REQUEST
Copy out every line of the items below exactly, character for character.
* begin EXERCISE INPUTS *
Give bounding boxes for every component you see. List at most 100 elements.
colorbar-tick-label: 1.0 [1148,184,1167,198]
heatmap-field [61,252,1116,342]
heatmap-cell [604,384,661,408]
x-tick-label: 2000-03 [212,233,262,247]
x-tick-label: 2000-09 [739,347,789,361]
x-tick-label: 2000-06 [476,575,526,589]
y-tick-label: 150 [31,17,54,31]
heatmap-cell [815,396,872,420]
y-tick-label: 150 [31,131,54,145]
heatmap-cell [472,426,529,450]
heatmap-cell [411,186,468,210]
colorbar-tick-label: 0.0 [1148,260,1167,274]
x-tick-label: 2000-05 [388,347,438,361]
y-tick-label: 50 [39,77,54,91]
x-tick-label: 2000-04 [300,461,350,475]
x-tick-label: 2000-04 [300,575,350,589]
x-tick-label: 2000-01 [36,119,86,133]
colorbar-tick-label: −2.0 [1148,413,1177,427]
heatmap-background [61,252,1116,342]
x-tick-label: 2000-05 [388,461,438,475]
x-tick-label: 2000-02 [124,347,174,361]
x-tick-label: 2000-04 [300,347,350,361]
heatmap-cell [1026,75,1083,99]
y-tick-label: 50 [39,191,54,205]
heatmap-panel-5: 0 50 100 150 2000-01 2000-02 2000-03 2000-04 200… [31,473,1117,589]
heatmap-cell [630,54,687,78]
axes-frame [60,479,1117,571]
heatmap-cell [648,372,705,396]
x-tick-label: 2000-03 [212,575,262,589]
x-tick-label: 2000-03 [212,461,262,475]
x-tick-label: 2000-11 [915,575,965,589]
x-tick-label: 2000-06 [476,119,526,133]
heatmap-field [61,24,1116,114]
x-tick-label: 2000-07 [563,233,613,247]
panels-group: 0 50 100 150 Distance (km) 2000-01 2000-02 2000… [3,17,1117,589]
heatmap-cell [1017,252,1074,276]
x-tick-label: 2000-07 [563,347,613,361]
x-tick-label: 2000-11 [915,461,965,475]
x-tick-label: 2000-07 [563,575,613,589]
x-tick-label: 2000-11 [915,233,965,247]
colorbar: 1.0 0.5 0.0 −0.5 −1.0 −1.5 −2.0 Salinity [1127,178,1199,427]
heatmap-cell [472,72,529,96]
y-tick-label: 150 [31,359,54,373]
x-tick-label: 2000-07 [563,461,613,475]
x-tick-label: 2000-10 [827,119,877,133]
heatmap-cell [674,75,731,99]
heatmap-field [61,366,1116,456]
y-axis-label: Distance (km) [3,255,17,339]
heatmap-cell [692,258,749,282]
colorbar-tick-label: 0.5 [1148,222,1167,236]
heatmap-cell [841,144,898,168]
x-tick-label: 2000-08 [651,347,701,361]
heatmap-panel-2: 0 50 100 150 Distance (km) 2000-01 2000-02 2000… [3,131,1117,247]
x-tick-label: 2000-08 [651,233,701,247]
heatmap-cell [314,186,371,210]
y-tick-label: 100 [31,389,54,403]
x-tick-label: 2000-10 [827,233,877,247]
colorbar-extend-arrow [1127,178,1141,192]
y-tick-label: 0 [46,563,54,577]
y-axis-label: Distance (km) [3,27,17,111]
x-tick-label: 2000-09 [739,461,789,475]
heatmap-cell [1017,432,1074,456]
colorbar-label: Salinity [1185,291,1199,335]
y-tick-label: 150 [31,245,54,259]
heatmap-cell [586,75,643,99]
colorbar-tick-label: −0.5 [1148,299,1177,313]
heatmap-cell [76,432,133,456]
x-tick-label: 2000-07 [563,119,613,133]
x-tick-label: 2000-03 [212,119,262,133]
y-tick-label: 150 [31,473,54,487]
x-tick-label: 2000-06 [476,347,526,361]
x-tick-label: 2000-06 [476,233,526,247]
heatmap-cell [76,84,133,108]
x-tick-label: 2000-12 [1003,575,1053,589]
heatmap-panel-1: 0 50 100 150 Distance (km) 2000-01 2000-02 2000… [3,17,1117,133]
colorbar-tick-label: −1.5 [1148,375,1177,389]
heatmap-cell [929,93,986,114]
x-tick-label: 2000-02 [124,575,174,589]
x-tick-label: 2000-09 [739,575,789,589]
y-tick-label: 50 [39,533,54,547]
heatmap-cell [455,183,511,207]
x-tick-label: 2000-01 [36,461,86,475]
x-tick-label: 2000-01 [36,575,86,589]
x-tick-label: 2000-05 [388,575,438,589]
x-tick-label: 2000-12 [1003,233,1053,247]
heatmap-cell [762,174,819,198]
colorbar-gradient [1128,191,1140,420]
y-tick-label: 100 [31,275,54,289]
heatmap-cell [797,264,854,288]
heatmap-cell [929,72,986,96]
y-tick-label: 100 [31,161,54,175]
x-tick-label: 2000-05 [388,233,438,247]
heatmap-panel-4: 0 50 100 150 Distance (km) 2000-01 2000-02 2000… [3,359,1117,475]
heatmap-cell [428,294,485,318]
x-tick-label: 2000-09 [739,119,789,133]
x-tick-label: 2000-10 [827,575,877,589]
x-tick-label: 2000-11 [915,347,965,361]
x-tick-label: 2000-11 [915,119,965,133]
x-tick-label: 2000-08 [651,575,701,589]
* end EXERCISE INPUTS *
TASK ANSWER
Give bounding boxes for every component you see. List at most 100 elements.
colorbar-tick-label: 1.0 [1148,184,1167,198]
heatmap-field [61,252,1116,342]
heatmap-cell [604,384,661,408]
x-tick-label: 2000-03 [212,233,262,247]
x-tick-label: 2000-09 [739,347,789,361]
x-tick-label: 2000-06 [476,575,526,589]
y-tick-label: 150 [31,17,54,31]
heatmap-cell [815,396,872,420]
y-tick-label: 150 [31,131,54,145]
heatmap-cell [472,426,529,450]
heatmap-cell [411,186,468,210]
colorbar-tick-label: 0.0 [1148,260,1167,274]
x-tick-label: 2000-05 [388,347,438,361]
y-tick-label: 50 [39,77,54,91]
x-tick-label: 2000-04 [300,461,350,475]
x-tick-label: 2000-04 [300,575,350,589]
x-tick-label: 2000-01 [36,119,86,133]
colorbar-tick-label: −2.0 [1148,413,1177,427]
heatmap-background [61,252,1116,342]
x-tick-label: 2000-05 [388,461,438,475]
x-tick-label: 2000-02 [124,347,174,361]
x-tick-label: 2000-04 [300,347,350,361]
heatmap-cell [1026,75,1083,99]
y-tick-label: 50 [39,191,54,205]
heatmap-panel-5: 0 50 100 150 2000-01 2000-02 2000-03 2000-04 200… [31,473,1117,589]
heatmap-cell [630,54,687,78]
axes-frame [60,479,1117,571]
heatmap-cell [648,372,705,396]
x-tick-label: 2000-03 [212,575,262,589]
x-tick-label: 2000-03 [212,461,262,475]
x-tick-label: 2000-11 [915,575,965,589]
x-tick-label: 2000-06 [476,119,526,133]
heatmap-field [61,24,1116,114]
x-tick-label: 2000-07 [563,233,613,247]
panels-group: 0 50 100 150 Distance (km) 2000-01 2000-02 2000… [3,17,1117,589]
heatmap-cell [1017,252,1074,276]
x-tick-label: 2000-07 [563,347,613,361]
x-tick-label: 2000-11 [915,461,965,475]
x-tick-label: 2000-07 [563,575,613,589]
x-tick-label: 2000-11 [915,233,965,247]
colorbar: 1.0 0.5 0.0 −0.5 −1.0 −1.5 −2.0 Salinity [1127,178,1199,427]
heatmap-cell [472,72,529,96]
y-tick-label: 150 [31,359,54,373]
x-tick-label: 2000-07 [563,461,613,475]
x-tick-label: 2000-10 [827,119,877,133]
heatmap-cell [674,75,731,99]
heatmap-field [61,366,1116,456]
y-axis-label: Distance (km) [3,255,17,339]
heatmap-cell [692,258,749,282]
colorbar-tick-label: 0.5 [1148,222,1167,236]
heatmap-cell [841,144,898,168]
x-tick-label: 2000-08 [651,347,701,361]
heatmap-panel-2: 0 50 100 150 Distance (km) 2000-01 2000-02 2000… [3,131,1117,247]
x-tick-label: 2000-08 [651,233,701,247]
heatmap-cell [314,186,371,210]
y-tick-label: 100 [31,389,54,403]
x-tick-label: 2000-10 [827,233,877,247]
colorbar-extend-arrow [1127,178,1141,192]
y-tick-label: 0 [46,563,54,577]
y-axis-label: Distance (km) [3,27,17,111]
x-tick-label: 2000-09 [739,461,789,475]
heatmap-cell [1017,432,1074,456]
colorbar-label: Salinity [1185,291,1199,335]
y-tick-label: 150 [31,245,54,259]
heatmap-cell [586,75,643,99]
colorbar-tick-label: −0.5 [1148,299,1177,313]
heatmap-cell [76,432,133,456]
x-tick-label: 2000-07 [563,119,613,133]
x-tick-label: 2000-03 [212,119,262,133]
y-tick-label: 150 [31,473,54,487]
x-tick-label: 2000-06 [476,347,526,361]
x-tick-label: 2000-06 [476,233,526,247]
heatmap-cell [76,84,133,108]
x-tick-label: 2000-12 [1003,575,1053,589]
heatmap-panel-1: 0 50 100 150 Distance (km) 2000-01 2000-02 2000… [3,17,1117,133]
colorbar-tick-label: −1.5 [1148,375,1177,389]
heatmap-cell [929,93,986,114]
x-tick-label: 2000-02 [124,575,174,589]
x-tick-label: 2000-09 [739,575,789,589]
y-tick-label: 50 [39,533,54,547]
heatmap-cell [455,183,511,207]
x-tick-label: 2000-01 [36,461,86,475]
x-tick-label: 2000-01 [36,575,86,589]
x-tick-label: 2000-05 [388,575,438,589]
x-tick-label: 2000-12 [1003,233,1053,247]
heatmap-cell [762,174,819,198]
colorbar-gradient [1128,191,1140,420]
y-tick-label: 100 [31,275,54,289]
heatmap-cell [797,264,854,288]
heatmap-cell [929,72,986,96]
y-tick-label: 100 [31,161,54,175]
x-tick-label: 2000-05 [388,233,438,247]
heatmap-panel-4: 0 50 100 150 Distance (km) 2000-01 2000-02 2000… [3,359,1117,475]
heatmap-cell [428,294,485,318]
x-tick-label: 2000-09 [739,119,789,133]
x-tick-label: 2000-10 [827,575,877,589]
x-tick-label: 2000-11 [915,347,965,361]
x-tick-label: 2000-11 [915,119,965,133]
x-tick-label: 2000-08 [651,575,701,589]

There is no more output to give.